Return every line of the data below that includes the string "text".
# START OF Task material
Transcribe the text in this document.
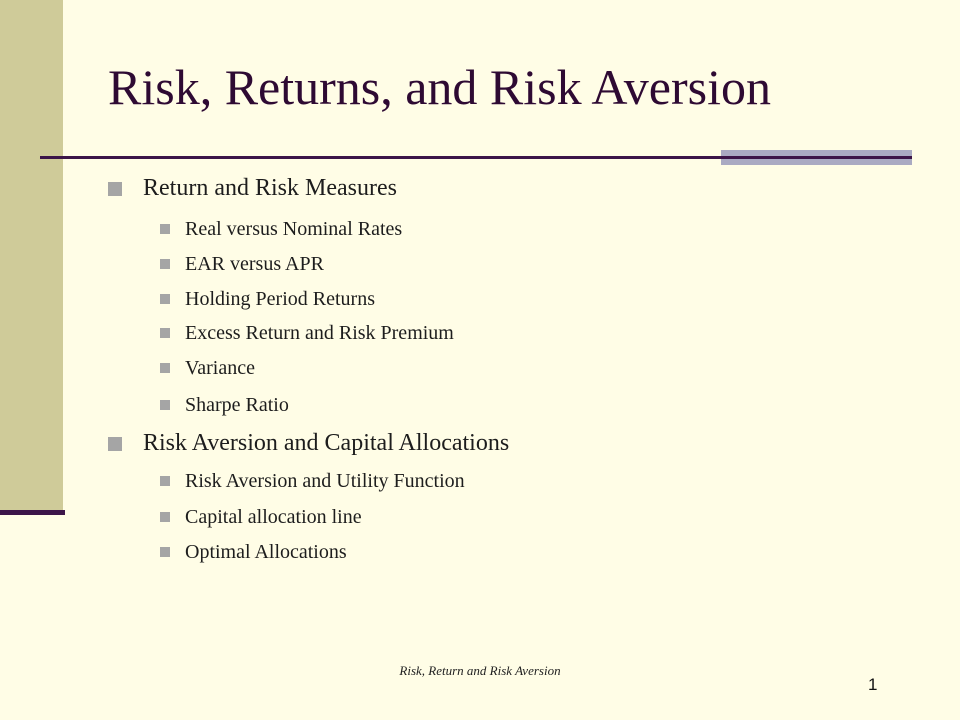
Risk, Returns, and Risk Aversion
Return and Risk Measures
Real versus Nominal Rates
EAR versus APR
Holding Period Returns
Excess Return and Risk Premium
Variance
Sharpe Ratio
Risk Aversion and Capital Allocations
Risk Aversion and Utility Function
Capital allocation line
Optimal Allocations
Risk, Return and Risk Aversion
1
# END OF Task material
# START OF Task material
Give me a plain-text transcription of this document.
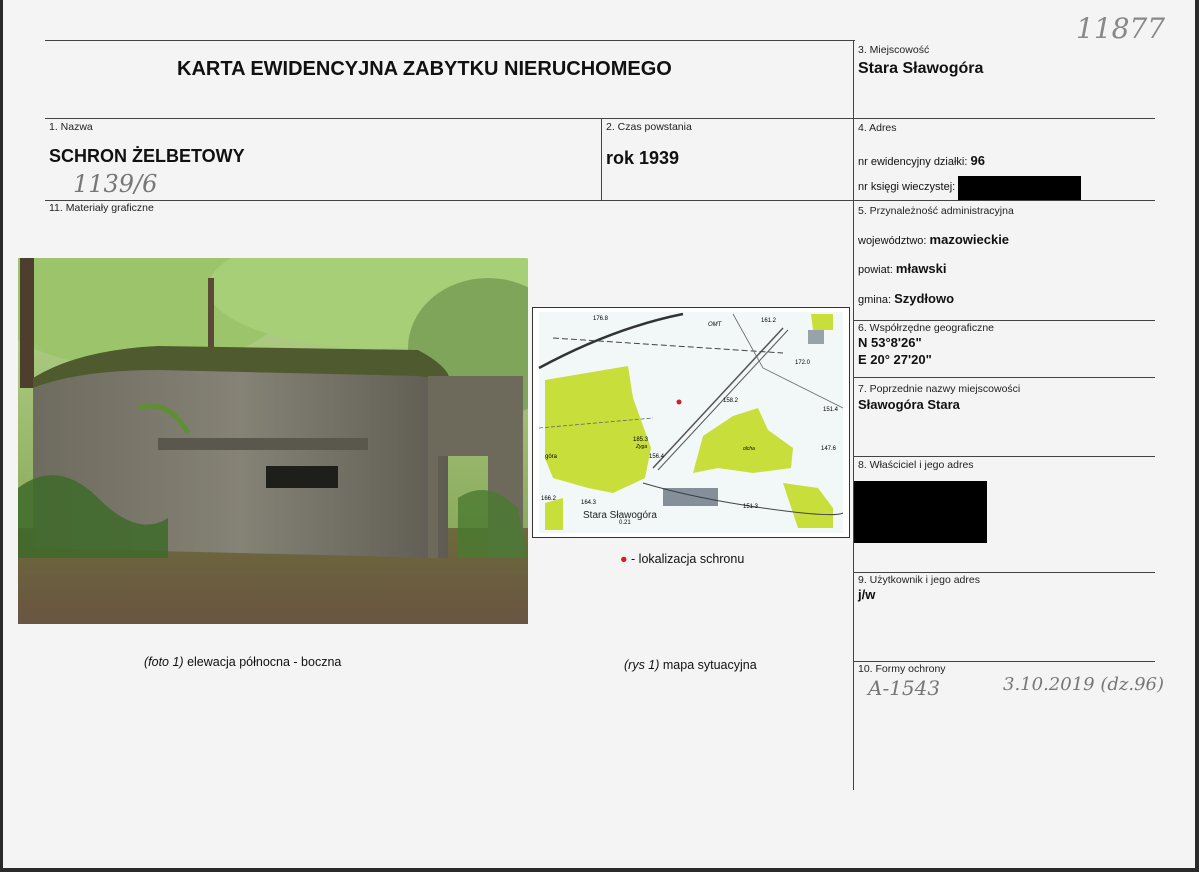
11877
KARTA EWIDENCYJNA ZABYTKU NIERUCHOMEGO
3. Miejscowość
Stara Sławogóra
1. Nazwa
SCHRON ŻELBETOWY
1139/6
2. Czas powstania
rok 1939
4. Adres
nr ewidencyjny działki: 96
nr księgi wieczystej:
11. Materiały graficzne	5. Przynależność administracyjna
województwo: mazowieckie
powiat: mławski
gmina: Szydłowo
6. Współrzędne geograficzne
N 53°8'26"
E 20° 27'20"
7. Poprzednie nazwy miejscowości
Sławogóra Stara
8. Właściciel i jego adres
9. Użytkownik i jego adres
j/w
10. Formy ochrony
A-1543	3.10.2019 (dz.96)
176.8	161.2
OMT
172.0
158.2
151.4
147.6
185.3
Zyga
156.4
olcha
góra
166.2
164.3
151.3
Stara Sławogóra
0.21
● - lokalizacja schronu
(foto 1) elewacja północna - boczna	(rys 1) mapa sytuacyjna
# END OF Task material
## Full output
Transcribe the text in this document.
Give me a plain-text transcription of this document.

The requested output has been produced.